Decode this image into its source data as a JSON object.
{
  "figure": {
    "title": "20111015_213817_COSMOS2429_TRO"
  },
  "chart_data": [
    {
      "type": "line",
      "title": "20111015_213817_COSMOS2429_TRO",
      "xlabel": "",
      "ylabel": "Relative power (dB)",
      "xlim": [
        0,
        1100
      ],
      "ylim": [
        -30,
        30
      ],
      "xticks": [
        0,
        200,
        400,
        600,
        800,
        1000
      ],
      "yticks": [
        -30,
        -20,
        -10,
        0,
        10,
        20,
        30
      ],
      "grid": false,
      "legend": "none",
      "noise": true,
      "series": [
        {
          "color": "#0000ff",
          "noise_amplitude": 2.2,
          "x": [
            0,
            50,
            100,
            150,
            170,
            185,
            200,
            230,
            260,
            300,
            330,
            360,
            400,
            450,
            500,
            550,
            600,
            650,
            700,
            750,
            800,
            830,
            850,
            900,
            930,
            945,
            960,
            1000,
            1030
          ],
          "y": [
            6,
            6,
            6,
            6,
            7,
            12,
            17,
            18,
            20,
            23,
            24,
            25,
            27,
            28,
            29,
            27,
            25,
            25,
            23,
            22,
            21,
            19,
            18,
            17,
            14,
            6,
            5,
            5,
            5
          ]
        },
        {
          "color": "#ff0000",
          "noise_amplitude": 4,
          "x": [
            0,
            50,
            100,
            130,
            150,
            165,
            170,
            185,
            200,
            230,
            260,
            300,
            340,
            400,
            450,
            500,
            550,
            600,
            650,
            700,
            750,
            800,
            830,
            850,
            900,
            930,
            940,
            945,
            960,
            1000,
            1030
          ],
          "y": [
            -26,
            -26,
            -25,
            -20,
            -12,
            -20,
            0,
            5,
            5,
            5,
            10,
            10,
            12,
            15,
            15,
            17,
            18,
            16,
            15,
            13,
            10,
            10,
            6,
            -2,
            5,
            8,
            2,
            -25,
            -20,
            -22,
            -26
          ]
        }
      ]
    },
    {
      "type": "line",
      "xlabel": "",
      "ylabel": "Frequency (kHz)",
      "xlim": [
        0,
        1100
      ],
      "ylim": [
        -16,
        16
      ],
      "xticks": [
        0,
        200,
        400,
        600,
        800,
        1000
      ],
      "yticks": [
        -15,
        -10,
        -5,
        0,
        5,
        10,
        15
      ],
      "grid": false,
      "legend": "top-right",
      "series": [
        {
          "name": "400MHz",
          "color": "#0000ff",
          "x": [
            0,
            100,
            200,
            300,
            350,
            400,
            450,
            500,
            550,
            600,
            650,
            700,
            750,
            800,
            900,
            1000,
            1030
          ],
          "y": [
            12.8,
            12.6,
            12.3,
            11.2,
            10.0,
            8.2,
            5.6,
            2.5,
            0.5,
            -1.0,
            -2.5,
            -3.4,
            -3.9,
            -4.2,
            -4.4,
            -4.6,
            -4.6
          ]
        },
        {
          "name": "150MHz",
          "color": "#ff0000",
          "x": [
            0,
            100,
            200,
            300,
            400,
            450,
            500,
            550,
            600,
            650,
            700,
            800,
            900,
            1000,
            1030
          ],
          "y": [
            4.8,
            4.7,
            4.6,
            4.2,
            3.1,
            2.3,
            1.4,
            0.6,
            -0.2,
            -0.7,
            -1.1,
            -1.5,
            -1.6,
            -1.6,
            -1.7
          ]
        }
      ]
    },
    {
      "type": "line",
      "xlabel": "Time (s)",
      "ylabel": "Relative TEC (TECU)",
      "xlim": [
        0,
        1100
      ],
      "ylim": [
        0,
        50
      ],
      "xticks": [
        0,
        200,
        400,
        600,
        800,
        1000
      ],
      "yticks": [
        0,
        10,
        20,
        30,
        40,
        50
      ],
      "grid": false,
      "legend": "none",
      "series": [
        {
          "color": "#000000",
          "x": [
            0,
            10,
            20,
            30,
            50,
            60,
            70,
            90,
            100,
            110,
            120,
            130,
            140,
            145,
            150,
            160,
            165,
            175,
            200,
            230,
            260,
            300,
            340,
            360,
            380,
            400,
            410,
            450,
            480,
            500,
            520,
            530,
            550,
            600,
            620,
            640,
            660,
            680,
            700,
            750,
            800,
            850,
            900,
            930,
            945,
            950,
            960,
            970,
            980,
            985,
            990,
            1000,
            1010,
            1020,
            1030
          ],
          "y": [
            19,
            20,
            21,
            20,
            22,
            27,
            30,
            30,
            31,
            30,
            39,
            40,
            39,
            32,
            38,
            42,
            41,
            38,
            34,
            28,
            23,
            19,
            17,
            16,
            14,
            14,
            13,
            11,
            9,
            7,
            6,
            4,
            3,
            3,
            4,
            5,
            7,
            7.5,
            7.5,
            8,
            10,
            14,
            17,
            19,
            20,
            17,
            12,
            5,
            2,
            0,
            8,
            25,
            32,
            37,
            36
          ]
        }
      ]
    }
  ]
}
------------------------------
Reproduce the complete set of lines precisely as supplied.

Decode this image into its source data as a JSON object.
{
  "figure": {
    "title": "20111015_213817_COSMOS2429_TRO"
  },
  "chart_data": [
    {
      "type": "line",
      "title": "20111015_213817_COSMOS2429_TRO",
      "xlabel": "",
      "ylabel": "Relative power (dB)",
      "xlim": [
        0,
        1100
      ],
      "ylim": [
        -30,
        30
      ],
      "xticks": [
        0,
        200,
        400,
        600,
        800,
        1000
      ],
      "yticks": [
        -30,
        -20,
        -10,
        0,
        10,
        20,
        30
      ],
      "grid": false,
      "legend": "none",
      "noise": true,
      "series": [
        {
          "color": "#0000ff",
          "noise_amplitude": 2.2,
          "x": [
            0,
            50,
            100,
            150,
            170,
            185,
            200,
            230,
            260,
            300,
            330,
            360,
            400,
            450,
            500,
            550,
            600,
            650,
            700,
            750,
            800,
            830,
            850,
            900,
            930,
            945,
            960,
            1000,
            1030
          ],
          "y": [
            6,
            6,
            6,
            6,
            7,
            12,
            17,
            18,
            20,
            23,
            24,
            25,
            27,
            28,
            29,
            27,
            25,
            25,
            23,
            22,
            21,
            19,
            18,
            17,
            14,
            6,
            5,
            5,
            5
          ]
        },
        {
          "color": "#ff0000",
          "noise_amplitude": 4,
          "x": [
            0,
            50,
            100,
            130,
            150,
            165,
            170,
            185,
            200,
            230,
            260,
            300,
            340,
            400,
            450,
            500,
            550,
            600,
            650,
            700,
            750,
            800,
            830,
            850,
            900,
            930,
            940,
            945,
            960,
            1000,
            1030
          ],
          "y": [
            -26,
            -26,
            -25,
            -20,
            -12,
            -20,
            0,
            5,
            5,
            5,
            10,
            10,
            12,
            15,
            15,
            17,
            18,
            16,
            15,
            13,
            10,
            10,
            6,
            -2,
            5,
            8,
            2,
            -25,
            -20,
            -22,
            -26
          ]
        }
      ]
    },
    {
      "type": "line",
      "xlabel": "",
      "ylabel": "Frequency (kHz)",
      "xlim": [
        0,
        1100
      ],
      "ylim": [
        -16,
        16
      ],
      "xticks": [
        0,
        200,
        400,
        600,
        800,
        1000
      ],
      "yticks": [
        -15,
        -10,
        -5,
        0,
        5,
        10,
        15
      ],
      "grid": false,
      "legend": "top-right",
      "series": [
        {
          "name": "400MHz",
          "color": "#0000ff",
          "x": [
            0,
            100,
            200,
            300,
            350,
            400,
            450,
            500,
            550,
            600,
            650,
            700,
            750,
            800,
            900,
            1000,
            1030
          ],
          "y": [
            12.8,
            12.6,
            12.3,
            11.2,
            10.0,
            8.2,
            5.6,
            2.5,
            0.5,
            -1.0,
            -2.5,
            -3.4,
            -3.9,
            -4.2,
            -4.4,
            -4.6,
            -4.6
          ]
        },
        {
          "name": "150MHz",
          "color": "#ff0000",
          "x": [
            0,
            100,
            200,
            300,
            400,
            450,
            500,
            550,
            600,
            650,
            700,
            800,
            900,
            1000,
            1030
          ],
          "y": [
            4.8,
            4.7,
            4.6,
            4.2,
            3.1,
            2.3,
            1.4,
            0.6,
            -0.2,
            -0.7,
            -1.1,
            -1.5,
            -1.6,
            -1.6,
            -1.7
          ]
        }
      ]
    },
    {
      "type": "line",
      "xlabel": "Time (s)",
      "ylabel": "Relative TEC (TECU)",
      "xlim": [
        0,
        1100
      ],
      "ylim": [
        0,
        50
      ],
      "xticks": [
        0,
        200,
        400,
        600,
        800,
        1000
      ],
      "yticks": [
        0,
        10,
        20,
        30,
        40,
        50
      ],
      "grid": false,
      "legend": "none",
      "series": [
        {
          "color": "#000000",
          "x": [
            0,
            10,
            20,
            30,
            50,
            60,
            70,
            90,
            100,
            110,
            120,
            130,
            140,
            145,
            150,
            160,
            165,
            175,
            200,
            230,
            260,
            300,
            340,
            360,
            380,
            400,
            410,
            450,
            480,
            500,
            520,
            530,
            550,
            600,
            620,
            640,
            660,
            680,
            700,
            750,
            800,
            850,
            900,
            930,
            945,
            950,
            960,
            970,
            980,
            985,
            990,
            1000,
            1010,
            1020,
            1030
          ],
          "y": [
            19,
            20,
            21,
            20,
            22,
            27,
            30,
            30,
            31,
            30,
            39,
            40,
            39,
            32,
            38,
            42,
            41,
            38,
            34,
            28,
            23,
            19,
            17,
            16,
            14,
            14,
            13,
            11,
            9,
            7,
            6,
            4,
            3,
            3,
            4,
            5,
            7,
            7.5,
            7.5,
            8,
            10,
            14,
            17,
            19,
            20,
            17,
            12,
            5,
            2,
            0,
            8,
            25,
            32,
            37,
            36
          ]
        }
      ]
    }
  ]
}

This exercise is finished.